PROBLEM REQUIREMENTS |
Retype the data below without altering anything.

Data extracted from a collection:
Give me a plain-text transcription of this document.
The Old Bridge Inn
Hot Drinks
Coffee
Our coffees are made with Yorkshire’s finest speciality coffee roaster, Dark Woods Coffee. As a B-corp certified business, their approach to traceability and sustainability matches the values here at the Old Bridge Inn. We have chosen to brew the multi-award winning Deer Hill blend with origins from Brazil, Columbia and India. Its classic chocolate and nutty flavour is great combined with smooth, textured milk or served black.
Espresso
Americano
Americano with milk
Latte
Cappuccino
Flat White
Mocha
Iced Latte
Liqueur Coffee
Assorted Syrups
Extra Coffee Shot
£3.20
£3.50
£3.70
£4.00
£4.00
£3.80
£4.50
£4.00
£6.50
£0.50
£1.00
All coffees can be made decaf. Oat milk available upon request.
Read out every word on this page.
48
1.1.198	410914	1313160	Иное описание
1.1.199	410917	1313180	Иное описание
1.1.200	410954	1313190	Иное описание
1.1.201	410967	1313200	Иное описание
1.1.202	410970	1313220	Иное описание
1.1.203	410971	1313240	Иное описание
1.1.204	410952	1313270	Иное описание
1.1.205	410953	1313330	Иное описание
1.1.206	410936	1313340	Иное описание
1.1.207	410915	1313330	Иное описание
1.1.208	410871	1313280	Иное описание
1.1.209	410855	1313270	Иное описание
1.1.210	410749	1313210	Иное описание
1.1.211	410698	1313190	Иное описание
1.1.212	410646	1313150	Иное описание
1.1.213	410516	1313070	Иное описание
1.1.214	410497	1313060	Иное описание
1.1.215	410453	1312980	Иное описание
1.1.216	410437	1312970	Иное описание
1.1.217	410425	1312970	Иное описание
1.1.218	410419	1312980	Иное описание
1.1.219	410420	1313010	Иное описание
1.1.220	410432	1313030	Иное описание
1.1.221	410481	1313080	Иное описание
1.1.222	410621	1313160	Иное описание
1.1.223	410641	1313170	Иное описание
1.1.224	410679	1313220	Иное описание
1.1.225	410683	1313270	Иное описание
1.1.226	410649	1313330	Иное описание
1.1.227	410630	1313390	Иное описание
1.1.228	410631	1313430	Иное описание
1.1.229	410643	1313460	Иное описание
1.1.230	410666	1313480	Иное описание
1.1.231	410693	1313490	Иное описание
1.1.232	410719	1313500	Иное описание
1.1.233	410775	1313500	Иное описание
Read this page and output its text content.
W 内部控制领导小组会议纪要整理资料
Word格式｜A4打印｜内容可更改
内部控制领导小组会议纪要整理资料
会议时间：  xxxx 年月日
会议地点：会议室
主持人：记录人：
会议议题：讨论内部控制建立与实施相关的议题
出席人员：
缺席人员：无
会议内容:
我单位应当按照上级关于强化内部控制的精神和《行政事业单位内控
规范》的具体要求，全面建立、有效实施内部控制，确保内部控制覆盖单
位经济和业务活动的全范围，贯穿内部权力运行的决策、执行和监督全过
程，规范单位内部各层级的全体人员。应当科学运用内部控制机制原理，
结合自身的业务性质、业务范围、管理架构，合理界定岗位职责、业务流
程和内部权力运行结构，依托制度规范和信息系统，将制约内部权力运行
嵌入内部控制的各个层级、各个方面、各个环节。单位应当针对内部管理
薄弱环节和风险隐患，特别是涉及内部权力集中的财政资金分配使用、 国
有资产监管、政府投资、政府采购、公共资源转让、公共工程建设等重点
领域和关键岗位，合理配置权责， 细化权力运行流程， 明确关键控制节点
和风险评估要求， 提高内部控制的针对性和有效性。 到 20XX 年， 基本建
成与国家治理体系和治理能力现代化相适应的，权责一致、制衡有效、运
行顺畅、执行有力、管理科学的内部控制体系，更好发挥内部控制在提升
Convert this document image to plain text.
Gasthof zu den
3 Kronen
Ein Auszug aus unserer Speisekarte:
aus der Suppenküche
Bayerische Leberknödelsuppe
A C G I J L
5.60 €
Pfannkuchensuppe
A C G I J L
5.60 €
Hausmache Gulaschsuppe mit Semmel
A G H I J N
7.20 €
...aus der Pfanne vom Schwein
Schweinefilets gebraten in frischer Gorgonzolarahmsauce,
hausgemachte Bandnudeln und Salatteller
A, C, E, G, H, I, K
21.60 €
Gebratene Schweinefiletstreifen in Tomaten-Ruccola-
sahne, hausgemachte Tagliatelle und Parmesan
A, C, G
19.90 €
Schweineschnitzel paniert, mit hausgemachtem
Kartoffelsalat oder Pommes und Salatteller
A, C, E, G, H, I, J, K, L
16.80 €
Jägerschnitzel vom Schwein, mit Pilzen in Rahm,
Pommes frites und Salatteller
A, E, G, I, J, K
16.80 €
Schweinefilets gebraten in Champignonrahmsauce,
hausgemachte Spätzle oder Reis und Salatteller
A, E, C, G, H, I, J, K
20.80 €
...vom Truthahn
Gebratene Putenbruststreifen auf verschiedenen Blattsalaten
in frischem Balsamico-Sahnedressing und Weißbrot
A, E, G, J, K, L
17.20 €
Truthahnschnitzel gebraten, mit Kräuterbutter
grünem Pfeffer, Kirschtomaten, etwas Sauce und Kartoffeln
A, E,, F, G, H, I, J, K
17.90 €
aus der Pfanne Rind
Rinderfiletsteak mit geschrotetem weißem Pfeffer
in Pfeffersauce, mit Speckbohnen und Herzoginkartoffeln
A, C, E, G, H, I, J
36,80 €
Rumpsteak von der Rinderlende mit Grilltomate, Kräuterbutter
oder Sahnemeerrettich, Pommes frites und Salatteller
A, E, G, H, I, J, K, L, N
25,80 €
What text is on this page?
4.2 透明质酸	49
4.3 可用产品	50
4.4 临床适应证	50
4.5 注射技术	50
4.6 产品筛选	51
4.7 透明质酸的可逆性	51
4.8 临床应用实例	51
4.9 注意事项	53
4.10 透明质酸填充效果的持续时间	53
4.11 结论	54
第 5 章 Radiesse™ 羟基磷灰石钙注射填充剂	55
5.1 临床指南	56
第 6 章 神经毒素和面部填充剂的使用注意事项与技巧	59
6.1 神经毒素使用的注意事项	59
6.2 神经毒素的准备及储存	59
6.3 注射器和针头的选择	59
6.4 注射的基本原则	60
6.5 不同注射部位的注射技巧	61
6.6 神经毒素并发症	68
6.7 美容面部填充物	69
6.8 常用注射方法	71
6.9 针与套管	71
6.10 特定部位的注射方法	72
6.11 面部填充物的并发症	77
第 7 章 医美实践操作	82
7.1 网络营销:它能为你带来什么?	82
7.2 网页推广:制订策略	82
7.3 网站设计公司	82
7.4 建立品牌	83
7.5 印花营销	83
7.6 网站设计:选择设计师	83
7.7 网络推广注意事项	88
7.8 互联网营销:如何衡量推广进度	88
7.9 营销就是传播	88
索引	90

RIGHT ANSWER |
Give me a plain-text transcription of this document.
The Old Bridge Inn
Hot Drinks
Coffee
Our coffees are made with Yorkshire’s finest speciality coffee roaster, Dark Woods Coffee. As a B-corp certified business, their approach to traceability and sustainability matches the values here at the Old Bridge Inn. We have chosen to brew the multi-award winning Deer Hill blend with origins from Brazil, Columbia and India. Its classic chocolate and nutty flavour is great combined with smooth, textured milk or served black.
Espresso
Americano
Americano with milk
Latte
Cappuccino
Flat White
Mocha
Iced Latte
Liqueur Coffee
Assorted Syrups
Extra Coffee Shot
£3.20
£3.50
£3.70
£4.00
£4.00
£3.80
£4.50
£4.00
£6.50
£0.50
£1.00
All coffees can be made decaf. Oat milk available upon request.
Read out every word on this page.
48
1.1.198	410914	1313160	Иное описание
1.1.199	410917	1313180	Иное описание
1.1.200	410954	1313190	Иное описание
1.1.201	410967	1313200	Иное описание
1.1.202	410970	1313220	Иное описание
1.1.203	410971	1313240	Иное описание
1.1.204	410952	1313270	Иное описание
1.1.205	410953	1313330	Иное описание
1.1.206	410936	1313340	Иное описание
1.1.207	410915	1313330	Иное описание
1.1.208	410871	1313280	Иное описание
1.1.209	410855	1313270	Иное описание
1.1.210	410749	1313210	Иное описание
1.1.211	410698	1313190	Иное описание
1.1.212	410646	1313150	Иное описание
1.1.213	410516	1313070	Иное описание
1.1.214	410497	1313060	Иное описание
1.1.215	410453	1312980	Иное описание
1.1.216	410437	1312970	Иное описание
1.1.217	410425	1312970	Иное описание
1.1.218	410419	1312980	Иное описание
1.1.219	410420	1313010	Иное описание
1.1.220	410432	1313030	Иное описание
1.1.221	410481	1313080	Иное описание
1.1.222	410621	1313160	Иное описание
1.1.223	410641	1313170	Иное описание
1.1.224	410679	1313220	Иное описание
1.1.225	410683	1313270	Иное описание
1.1.226	410649	1313330	Иное описание
1.1.227	410630	1313390	Иное описание
1.1.228	410631	1313430	Иное описание
1.1.229	410643	1313460	Иное описание
1.1.230	410666	1313480	Иное описание
1.1.231	410693	1313490	Иное описание
1.1.232	410719	1313500	Иное описание
1.1.233	410775	1313500	Иное описание
Read this page and output its text content.
W 内部控制领导小组会议纪要整理资料
Word格式｜A4打印｜内容可更改
内部控制领导小组会议纪要整理资料
会议时间：  xxxx 年月日
会议地点：会议室
主持人：记录人：
会议议题：讨论内部控制建立与实施相关的议题
出席人员：
缺席人员：无
会议内容:
我单位应当按照上级关于强化内部控制的精神和《行政事业单位内控
规范》的具体要求，全面建立、有效实施内部控制，确保内部控制覆盖单
位经济和业务活动的全范围，贯穿内部权力运行的决策、执行和监督全过
程，规范单位内部各层级的全体人员。应当科学运用内部控制机制原理，
结合自身的业务性质、业务范围、管理架构，合理界定岗位职责、业务流
程和内部权力运行结构，依托制度规范和信息系统，将制约内部权力运行
嵌入内部控制的各个层级、各个方面、各个环节。单位应当针对内部管理
薄弱环节和风险隐患，特别是涉及内部权力集中的财政资金分配使用、 国
有资产监管、政府投资、政府采购、公共资源转让、公共工程建设等重点
领域和关键岗位，合理配置权责， 细化权力运行流程， 明确关键控制节点
和风险评估要求， 提高内部控制的针对性和有效性。 到 20XX 年， 基本建
成与国家治理体系和治理能力现代化相适应的，权责一致、制衡有效、运
行顺畅、执行有力、管理科学的内部控制体系，更好发挥内部控制在提升
Convert this document image to plain text.
Gasthof zu den
3 Kronen
Ein Auszug aus unserer Speisekarte:
aus der Suppenküche
Bayerische Leberknödelsuppe
A C G I J L
5.60 €
Pfannkuchensuppe
A C G I J L
5.60 €
Hausmache Gulaschsuppe mit Semmel
A G H I J N
7.20 €
...aus der Pfanne vom Schwein
Schweinefilets gebraten in frischer Gorgonzolarahmsauce,
hausgemachte Bandnudeln und Salatteller
A, C, E, G, H, I, K
21.60 €
Gebratene Schweinefiletstreifen in Tomaten-Ruccola-
sahne, hausgemachte Tagliatelle und Parmesan
A, C, G
19.90 €
Schweineschnitzel paniert, mit hausgemachtem
Kartoffelsalat oder Pommes und Salatteller
A, C, E, G, H, I, J, K, L
16.80 €
Jägerschnitzel vom Schwein, mit Pilzen in Rahm,
Pommes frites und Salatteller
A, E, G, I, J, K
16.80 €
Schweinefilets gebraten in Champignonrahmsauce,
hausgemachte Spätzle oder Reis und Salatteller
A, E, C, G, H, I, J, K
20.80 €
...vom Truthahn
Gebratene Putenbruststreifen auf verschiedenen Blattsalaten
in frischem Balsamico-Sahnedressing und Weißbrot
A, E, G, J, K, L
17.20 €
Truthahnschnitzel gebraten, mit Kräuterbutter
grünem Pfeffer, Kirschtomaten, etwas Sauce und Kartoffeln
A, E,, F, G, H, I, J, K
17.90 €
aus der Pfanne Rind
Rinderfiletsteak mit geschrotetem weißem Pfeffer
in Pfeffersauce, mit Speckbohnen und Herzoginkartoffeln
A, C, E, G, H, I, J
36,80 €
Rumpsteak von der Rinderlende mit Grilltomate, Kräuterbutter
oder Sahnemeerrettich, Pommes frites und Salatteller
A, E, G, H, I, J, K, L, N
25,80 €
What text is on this page?
4.2 透明质酸	49
4.3 可用产品	50
4.4 临床适应证	50
4.5 注射技术	50
4.6 产品筛选	51
4.7 透明质酸的可逆性	51
4.8 临床应用实例	51
4.9 注意事项	53
4.10 透明质酸填充效果的持续时间	53
4.11 结论	54
第 5 章 Radiesse™ 羟基磷灰石钙注射填充剂	55
5.1 临床指南	56
第 6 章 神经毒素和面部填充剂的使用注意事项与技巧	59
6.1 神经毒素使用的注意事项	59
6.2 神经毒素的准备及储存	59
6.3 注射器和针头的选择	59
6.4 注射的基本原则	60
6.5 不同注射部位的注射技巧	61
6.6 神经毒素并发症	68
6.7 美容面部填充物	69
6.8 常用注射方法	71
6.9 针与套管	71
6.10 特定部位的注射方法	72
6.11 面部填充物的并发症	77
第 7 章 医美实践操作	82
7.1 网络营销:它能为你带来什么?	82
7.2 网页推广:制订策略	82
7.3 网站设计公司	82
7.4 建立品牌	83
7.5 印花营销	83
7.6 网站设计:选择设计师	83
7.7 网络推广注意事项	88
7.8 互联网营销:如何衡量推广进度	88
7.9 营销就是传播	88
索引	90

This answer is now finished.